REQUIRED TASK:
Where a line holds the word "Number", copy that line.

SUPPLIED MATERIAL:
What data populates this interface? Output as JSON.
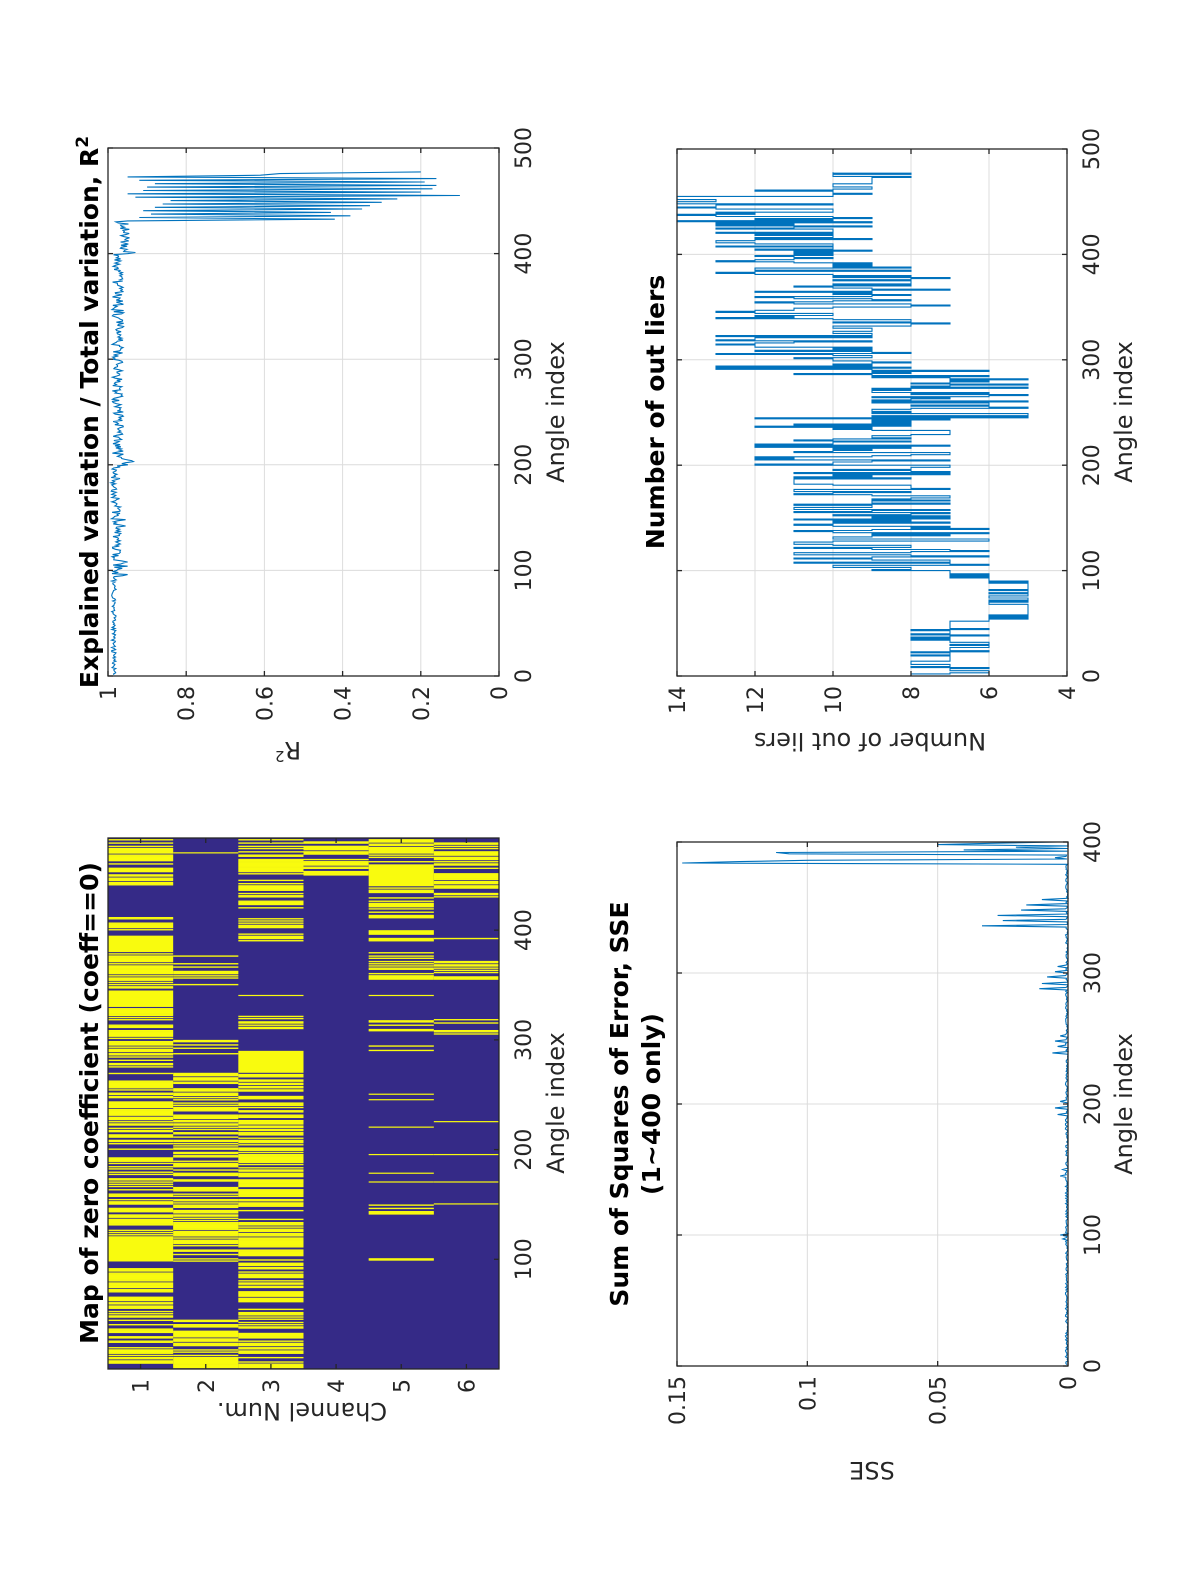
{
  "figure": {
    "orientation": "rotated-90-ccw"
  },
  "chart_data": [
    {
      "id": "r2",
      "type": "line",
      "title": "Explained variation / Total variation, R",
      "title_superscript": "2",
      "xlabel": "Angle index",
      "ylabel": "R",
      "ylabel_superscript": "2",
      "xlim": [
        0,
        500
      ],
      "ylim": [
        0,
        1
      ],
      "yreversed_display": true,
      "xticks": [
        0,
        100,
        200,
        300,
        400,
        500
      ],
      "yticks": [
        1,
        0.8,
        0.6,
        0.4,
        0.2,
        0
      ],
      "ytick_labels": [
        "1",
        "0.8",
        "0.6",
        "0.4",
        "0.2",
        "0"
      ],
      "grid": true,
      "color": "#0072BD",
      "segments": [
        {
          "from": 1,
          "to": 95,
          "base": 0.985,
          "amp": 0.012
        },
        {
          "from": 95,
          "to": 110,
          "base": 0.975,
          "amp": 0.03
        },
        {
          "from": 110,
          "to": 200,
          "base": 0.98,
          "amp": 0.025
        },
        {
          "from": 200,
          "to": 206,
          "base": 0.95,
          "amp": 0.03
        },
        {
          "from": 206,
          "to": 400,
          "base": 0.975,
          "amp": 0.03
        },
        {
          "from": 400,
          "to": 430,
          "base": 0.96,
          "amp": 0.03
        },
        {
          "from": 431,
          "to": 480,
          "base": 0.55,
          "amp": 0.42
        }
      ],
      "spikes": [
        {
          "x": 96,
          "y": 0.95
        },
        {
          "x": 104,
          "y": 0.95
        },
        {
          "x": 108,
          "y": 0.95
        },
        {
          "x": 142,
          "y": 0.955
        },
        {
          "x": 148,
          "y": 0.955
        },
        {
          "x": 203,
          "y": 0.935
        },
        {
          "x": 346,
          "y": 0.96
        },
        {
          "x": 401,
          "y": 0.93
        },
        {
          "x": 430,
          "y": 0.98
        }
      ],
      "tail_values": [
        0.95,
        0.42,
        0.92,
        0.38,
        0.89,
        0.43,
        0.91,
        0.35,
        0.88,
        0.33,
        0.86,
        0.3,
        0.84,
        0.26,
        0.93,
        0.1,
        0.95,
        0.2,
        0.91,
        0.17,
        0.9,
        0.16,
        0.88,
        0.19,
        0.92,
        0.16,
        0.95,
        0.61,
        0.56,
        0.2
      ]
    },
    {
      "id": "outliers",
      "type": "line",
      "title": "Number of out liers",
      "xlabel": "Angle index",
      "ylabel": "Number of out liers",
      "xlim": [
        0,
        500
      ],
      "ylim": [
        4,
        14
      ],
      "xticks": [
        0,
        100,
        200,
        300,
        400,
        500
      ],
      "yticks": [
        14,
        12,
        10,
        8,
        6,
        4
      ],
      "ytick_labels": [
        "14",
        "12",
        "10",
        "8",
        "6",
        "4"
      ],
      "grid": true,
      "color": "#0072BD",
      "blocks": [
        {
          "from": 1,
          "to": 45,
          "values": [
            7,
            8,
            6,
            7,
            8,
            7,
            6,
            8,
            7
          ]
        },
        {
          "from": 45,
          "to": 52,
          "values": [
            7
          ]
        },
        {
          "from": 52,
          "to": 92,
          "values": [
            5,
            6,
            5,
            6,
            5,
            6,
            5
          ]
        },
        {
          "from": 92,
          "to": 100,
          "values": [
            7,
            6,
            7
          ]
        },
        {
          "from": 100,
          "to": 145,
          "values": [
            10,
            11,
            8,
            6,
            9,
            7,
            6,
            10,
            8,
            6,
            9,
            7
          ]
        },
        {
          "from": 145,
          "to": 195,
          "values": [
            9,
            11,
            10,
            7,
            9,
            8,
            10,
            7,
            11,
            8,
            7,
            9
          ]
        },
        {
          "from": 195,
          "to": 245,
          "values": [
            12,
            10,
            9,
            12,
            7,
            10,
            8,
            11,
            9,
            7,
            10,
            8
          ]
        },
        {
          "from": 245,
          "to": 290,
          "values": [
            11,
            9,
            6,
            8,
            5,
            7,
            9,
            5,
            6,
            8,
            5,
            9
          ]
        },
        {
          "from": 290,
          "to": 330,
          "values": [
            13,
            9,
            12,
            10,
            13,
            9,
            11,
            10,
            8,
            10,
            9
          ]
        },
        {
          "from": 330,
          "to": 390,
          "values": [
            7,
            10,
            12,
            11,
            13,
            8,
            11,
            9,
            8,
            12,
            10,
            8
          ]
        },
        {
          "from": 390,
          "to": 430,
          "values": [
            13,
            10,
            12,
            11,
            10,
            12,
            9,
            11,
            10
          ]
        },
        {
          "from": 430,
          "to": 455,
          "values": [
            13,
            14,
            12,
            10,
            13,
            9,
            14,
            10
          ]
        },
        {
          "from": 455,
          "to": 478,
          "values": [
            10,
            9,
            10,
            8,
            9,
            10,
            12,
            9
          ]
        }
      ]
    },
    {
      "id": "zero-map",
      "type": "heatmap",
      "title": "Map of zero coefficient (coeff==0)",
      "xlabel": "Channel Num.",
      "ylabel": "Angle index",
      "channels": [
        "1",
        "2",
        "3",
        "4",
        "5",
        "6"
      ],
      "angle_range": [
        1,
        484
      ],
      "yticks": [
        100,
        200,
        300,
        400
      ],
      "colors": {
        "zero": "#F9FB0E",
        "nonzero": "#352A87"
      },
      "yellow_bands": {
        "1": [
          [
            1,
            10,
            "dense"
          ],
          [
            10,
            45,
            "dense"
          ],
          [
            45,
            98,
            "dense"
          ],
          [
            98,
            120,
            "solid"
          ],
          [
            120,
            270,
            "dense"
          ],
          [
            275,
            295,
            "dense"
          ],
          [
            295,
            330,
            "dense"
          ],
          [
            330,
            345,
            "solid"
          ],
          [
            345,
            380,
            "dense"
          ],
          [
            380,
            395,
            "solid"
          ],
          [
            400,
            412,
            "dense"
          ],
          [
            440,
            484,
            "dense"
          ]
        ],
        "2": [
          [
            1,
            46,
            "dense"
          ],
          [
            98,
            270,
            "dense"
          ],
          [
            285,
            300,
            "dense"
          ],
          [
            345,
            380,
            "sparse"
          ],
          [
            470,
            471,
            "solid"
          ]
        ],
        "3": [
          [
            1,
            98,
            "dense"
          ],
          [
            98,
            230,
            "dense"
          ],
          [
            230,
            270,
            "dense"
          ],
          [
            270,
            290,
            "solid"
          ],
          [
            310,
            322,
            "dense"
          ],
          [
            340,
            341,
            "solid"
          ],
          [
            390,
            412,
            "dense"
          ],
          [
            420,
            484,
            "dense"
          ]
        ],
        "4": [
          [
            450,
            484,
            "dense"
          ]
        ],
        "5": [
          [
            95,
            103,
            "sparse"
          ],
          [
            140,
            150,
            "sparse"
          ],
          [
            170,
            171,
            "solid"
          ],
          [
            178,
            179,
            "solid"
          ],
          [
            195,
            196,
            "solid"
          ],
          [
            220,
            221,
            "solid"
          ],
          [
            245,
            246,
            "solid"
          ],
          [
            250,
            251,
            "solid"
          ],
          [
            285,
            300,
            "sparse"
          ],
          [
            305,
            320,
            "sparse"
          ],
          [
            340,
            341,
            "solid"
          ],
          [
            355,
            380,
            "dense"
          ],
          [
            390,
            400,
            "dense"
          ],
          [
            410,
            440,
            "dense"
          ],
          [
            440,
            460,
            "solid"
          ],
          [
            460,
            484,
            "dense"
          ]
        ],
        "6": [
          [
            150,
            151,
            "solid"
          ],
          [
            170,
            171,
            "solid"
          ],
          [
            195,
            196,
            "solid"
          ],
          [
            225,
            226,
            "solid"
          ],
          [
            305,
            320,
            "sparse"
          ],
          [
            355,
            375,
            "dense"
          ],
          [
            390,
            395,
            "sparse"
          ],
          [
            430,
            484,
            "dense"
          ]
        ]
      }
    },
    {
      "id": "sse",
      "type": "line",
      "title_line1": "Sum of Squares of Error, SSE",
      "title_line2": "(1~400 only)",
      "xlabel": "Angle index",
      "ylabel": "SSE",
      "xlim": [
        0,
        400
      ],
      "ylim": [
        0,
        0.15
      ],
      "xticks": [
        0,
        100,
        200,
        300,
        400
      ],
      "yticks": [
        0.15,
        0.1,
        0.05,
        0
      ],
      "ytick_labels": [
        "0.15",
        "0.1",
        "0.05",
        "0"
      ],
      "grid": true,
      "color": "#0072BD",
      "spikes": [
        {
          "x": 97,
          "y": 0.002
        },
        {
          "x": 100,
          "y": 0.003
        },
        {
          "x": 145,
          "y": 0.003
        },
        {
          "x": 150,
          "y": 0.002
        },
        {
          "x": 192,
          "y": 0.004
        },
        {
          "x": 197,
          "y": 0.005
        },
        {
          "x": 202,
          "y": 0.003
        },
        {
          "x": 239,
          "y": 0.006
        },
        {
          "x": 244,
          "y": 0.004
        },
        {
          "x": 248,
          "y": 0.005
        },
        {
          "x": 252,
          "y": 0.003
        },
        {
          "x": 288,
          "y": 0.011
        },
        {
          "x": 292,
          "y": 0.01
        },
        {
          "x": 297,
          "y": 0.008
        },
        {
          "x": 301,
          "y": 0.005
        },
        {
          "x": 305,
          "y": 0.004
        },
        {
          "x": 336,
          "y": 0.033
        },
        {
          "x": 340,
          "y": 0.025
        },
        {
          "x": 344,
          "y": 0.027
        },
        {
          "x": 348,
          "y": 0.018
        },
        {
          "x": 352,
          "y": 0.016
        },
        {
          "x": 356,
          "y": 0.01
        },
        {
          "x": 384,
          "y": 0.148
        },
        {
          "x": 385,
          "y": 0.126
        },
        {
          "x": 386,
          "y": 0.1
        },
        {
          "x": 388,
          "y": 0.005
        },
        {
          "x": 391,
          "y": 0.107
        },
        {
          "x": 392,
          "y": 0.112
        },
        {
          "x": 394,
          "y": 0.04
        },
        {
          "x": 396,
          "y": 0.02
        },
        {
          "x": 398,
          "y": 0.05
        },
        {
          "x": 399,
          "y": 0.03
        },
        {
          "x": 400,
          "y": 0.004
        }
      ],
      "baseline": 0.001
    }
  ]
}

EXPECTED ANSWER:
      "title": "Number of out liers",
      "ylabel": "Number of out liers",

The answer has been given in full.